Challenge. Track down the lines that contain "June" and copy them.

Material shown.
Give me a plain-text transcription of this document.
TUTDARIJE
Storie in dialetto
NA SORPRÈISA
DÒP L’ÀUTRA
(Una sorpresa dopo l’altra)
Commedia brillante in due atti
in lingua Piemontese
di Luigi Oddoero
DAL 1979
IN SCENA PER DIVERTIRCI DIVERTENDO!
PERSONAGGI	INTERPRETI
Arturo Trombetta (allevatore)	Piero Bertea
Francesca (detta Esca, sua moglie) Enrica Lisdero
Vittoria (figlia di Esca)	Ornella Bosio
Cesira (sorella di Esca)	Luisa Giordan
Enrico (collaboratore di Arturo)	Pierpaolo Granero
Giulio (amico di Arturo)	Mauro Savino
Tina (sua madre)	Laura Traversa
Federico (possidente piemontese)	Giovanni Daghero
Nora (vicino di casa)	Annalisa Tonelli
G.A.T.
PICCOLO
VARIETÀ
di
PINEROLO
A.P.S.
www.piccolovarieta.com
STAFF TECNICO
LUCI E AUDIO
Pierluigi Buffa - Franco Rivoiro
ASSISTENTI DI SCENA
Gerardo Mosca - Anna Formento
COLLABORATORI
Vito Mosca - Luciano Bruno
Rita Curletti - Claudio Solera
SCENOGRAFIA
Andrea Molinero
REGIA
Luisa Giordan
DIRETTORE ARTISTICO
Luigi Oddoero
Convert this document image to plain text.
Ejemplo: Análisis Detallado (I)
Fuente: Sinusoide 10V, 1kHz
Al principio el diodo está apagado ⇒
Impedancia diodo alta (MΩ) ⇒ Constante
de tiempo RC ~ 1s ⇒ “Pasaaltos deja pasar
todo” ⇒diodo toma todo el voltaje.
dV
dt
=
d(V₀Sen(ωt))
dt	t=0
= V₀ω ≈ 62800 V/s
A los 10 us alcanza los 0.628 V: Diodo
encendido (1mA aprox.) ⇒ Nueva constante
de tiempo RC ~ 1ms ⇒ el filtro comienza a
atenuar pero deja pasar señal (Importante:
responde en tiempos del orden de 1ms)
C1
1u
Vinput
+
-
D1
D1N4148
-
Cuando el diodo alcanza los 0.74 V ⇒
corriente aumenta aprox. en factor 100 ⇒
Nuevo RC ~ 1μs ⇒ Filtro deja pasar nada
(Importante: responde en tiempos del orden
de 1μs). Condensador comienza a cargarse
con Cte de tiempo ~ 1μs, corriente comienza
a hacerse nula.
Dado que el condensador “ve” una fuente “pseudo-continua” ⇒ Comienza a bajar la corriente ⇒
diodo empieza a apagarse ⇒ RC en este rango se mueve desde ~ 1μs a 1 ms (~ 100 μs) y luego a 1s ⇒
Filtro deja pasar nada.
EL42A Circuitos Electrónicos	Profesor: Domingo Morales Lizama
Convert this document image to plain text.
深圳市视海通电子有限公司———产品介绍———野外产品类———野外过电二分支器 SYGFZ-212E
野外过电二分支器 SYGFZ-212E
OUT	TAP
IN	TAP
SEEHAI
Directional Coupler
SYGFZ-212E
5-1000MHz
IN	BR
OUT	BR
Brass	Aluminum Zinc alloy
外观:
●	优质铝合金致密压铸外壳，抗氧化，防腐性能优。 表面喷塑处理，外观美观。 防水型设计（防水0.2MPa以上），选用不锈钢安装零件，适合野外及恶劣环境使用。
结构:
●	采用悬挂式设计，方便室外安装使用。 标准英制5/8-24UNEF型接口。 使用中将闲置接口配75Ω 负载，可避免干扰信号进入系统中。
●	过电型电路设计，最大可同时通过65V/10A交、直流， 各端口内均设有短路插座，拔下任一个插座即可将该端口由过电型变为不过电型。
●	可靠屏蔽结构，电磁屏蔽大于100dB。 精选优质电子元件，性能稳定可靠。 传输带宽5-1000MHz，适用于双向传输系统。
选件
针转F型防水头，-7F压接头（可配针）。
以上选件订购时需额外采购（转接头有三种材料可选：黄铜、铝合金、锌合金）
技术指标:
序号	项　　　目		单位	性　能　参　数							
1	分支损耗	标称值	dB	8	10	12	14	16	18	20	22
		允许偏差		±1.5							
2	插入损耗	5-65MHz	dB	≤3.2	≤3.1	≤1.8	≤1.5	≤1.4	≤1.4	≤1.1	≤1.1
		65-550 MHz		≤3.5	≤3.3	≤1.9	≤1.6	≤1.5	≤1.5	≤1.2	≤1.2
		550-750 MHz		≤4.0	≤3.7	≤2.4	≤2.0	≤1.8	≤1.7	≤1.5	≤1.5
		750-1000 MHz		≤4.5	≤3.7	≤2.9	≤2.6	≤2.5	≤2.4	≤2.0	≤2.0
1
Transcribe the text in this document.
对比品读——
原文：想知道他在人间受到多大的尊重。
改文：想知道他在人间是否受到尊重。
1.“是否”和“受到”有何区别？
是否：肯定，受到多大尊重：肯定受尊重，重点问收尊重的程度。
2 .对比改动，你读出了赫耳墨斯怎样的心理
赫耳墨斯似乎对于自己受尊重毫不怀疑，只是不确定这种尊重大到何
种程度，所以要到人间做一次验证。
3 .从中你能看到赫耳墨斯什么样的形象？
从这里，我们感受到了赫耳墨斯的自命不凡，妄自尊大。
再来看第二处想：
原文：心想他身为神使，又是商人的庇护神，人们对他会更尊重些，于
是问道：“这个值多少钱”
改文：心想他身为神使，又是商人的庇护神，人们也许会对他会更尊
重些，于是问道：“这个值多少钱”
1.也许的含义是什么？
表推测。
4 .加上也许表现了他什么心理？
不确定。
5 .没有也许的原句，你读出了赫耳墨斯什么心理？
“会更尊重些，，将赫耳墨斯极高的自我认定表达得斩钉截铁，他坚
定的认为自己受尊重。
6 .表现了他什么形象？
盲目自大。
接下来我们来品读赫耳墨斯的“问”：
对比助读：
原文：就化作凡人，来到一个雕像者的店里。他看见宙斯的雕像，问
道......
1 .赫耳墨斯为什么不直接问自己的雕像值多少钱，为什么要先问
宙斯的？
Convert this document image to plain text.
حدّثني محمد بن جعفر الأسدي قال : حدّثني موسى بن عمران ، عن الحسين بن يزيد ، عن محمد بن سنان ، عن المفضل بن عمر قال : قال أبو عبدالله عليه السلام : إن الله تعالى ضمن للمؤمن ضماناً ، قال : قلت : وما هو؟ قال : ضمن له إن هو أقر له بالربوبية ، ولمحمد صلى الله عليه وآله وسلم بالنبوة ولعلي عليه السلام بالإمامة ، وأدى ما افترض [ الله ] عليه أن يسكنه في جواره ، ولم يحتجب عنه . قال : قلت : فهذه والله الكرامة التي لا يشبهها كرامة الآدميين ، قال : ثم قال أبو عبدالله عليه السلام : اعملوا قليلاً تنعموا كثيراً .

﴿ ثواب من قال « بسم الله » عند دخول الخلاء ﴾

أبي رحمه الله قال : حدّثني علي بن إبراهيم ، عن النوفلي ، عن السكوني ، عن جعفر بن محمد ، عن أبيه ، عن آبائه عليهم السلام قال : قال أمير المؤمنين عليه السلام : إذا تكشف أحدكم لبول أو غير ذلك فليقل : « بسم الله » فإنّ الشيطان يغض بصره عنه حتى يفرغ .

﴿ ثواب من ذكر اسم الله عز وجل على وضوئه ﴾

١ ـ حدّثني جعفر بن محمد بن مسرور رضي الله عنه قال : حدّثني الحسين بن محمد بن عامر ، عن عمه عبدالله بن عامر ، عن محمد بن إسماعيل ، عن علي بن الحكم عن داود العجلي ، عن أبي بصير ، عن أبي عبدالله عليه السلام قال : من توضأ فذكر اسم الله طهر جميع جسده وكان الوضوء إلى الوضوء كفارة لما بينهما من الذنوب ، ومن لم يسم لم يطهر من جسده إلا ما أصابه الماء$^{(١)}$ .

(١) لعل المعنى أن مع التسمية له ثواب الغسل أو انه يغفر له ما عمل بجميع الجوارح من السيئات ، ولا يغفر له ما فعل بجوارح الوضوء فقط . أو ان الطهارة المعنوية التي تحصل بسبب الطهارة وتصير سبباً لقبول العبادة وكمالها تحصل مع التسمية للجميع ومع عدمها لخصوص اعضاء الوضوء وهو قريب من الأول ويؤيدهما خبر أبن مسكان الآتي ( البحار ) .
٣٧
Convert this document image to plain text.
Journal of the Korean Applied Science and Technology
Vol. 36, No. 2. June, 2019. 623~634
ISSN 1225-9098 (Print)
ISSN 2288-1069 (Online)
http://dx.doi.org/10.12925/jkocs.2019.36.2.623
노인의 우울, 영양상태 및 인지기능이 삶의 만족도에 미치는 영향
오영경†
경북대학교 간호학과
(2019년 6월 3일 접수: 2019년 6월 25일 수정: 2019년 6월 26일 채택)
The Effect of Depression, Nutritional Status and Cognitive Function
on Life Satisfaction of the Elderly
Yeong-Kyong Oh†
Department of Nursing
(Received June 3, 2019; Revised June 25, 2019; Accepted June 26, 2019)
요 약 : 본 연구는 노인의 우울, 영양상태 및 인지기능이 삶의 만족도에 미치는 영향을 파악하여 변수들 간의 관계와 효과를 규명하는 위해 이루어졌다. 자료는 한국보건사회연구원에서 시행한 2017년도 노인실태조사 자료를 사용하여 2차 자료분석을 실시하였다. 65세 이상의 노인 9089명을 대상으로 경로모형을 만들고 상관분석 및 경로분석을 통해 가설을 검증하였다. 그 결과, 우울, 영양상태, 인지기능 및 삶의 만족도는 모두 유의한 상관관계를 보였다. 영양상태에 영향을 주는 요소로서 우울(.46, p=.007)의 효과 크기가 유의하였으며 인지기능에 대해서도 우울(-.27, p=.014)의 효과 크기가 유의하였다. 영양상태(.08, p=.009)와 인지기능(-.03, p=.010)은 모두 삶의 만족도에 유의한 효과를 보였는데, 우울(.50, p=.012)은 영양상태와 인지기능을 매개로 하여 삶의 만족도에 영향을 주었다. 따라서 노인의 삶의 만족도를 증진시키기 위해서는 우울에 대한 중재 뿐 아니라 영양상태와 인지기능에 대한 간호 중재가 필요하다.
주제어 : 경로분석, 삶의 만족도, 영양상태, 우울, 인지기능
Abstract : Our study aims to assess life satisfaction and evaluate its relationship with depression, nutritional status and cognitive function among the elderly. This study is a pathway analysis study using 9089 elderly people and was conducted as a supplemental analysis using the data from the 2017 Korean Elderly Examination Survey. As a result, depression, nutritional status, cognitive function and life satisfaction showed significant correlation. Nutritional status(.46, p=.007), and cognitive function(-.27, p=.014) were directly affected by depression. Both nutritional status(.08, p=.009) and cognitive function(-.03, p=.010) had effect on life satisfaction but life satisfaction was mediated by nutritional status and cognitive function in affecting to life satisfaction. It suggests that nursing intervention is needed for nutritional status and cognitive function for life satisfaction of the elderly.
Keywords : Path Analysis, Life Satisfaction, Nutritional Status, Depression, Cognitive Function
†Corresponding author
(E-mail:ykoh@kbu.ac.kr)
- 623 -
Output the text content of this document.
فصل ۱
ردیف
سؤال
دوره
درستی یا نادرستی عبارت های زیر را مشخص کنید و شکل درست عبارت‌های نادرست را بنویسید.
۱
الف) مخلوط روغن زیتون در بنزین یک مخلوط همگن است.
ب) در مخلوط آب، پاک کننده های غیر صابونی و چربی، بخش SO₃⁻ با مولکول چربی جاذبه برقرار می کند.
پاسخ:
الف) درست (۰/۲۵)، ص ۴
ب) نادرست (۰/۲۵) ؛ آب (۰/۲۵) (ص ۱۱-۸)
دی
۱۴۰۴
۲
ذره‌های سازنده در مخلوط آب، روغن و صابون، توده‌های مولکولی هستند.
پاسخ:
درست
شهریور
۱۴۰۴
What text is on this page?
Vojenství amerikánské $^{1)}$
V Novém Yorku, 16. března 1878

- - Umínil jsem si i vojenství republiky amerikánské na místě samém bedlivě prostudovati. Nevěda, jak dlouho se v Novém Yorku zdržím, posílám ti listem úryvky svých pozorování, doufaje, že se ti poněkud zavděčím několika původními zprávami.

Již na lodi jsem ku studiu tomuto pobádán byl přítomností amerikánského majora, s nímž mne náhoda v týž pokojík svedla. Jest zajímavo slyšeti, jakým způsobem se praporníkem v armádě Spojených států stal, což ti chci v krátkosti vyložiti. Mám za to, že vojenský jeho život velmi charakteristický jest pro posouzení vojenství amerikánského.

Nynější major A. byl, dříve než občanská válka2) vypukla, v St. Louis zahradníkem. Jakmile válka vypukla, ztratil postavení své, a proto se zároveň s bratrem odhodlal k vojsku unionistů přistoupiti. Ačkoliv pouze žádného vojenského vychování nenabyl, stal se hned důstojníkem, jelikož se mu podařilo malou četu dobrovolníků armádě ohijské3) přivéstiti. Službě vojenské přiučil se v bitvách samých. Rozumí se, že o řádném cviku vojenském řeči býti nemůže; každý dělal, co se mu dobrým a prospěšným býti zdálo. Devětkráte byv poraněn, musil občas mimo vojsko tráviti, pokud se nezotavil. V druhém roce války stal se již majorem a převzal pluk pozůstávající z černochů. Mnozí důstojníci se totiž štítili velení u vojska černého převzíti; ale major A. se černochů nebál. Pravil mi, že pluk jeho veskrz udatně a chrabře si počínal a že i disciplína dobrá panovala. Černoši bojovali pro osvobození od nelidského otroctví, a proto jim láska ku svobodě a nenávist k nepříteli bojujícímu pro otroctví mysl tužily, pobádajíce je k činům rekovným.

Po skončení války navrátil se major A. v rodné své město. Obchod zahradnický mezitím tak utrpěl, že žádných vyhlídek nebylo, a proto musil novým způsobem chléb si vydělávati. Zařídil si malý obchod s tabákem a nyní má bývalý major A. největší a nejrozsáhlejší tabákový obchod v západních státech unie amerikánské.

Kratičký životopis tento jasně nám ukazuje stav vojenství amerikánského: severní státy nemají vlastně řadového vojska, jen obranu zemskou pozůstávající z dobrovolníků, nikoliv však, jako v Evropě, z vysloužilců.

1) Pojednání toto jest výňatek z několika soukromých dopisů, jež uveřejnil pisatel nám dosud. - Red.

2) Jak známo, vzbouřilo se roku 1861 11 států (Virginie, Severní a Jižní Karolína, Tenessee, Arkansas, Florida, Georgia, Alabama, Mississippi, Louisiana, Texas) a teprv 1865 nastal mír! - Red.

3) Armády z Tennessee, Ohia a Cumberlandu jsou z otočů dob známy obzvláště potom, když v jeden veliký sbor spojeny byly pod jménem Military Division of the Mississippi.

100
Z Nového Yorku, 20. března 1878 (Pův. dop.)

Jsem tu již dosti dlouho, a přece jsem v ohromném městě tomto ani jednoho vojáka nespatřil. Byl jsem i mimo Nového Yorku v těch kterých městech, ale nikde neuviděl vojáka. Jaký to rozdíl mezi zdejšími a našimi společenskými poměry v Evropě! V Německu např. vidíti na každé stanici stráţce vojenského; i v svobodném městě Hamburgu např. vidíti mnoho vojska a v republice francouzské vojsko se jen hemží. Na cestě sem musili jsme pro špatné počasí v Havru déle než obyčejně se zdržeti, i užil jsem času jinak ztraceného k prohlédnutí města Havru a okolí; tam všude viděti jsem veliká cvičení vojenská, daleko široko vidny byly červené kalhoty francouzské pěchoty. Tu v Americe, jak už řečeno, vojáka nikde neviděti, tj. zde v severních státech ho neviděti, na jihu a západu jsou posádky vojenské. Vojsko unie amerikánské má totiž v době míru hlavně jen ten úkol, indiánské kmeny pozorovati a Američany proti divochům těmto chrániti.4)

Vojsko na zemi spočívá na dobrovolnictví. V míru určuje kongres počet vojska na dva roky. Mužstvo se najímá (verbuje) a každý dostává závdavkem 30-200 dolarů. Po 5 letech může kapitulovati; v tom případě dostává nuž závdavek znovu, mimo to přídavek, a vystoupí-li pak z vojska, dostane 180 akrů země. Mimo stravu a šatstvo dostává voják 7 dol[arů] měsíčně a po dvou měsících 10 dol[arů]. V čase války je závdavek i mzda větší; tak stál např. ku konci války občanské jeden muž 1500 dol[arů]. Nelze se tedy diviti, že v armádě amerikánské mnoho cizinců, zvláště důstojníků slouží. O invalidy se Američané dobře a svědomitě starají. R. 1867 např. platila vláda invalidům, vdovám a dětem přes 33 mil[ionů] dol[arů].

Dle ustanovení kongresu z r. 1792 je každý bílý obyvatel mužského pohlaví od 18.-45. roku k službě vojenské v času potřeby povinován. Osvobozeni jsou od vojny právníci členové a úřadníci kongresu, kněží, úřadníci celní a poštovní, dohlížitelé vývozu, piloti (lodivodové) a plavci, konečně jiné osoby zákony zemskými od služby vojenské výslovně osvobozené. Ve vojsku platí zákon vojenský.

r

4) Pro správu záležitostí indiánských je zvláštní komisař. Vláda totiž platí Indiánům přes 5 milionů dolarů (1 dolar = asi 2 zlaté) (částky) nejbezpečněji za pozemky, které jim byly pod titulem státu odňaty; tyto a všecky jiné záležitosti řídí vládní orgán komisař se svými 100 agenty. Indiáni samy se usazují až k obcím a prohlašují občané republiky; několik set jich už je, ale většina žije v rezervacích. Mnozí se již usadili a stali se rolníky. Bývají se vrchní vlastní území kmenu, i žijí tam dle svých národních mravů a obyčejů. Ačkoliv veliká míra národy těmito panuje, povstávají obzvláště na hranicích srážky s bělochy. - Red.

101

Output below.
Vol. 36, No. 2. June, 2019. 623~634
(Received June 3, 2019; Revised June 25, 2019; Accepted June 26, 2019)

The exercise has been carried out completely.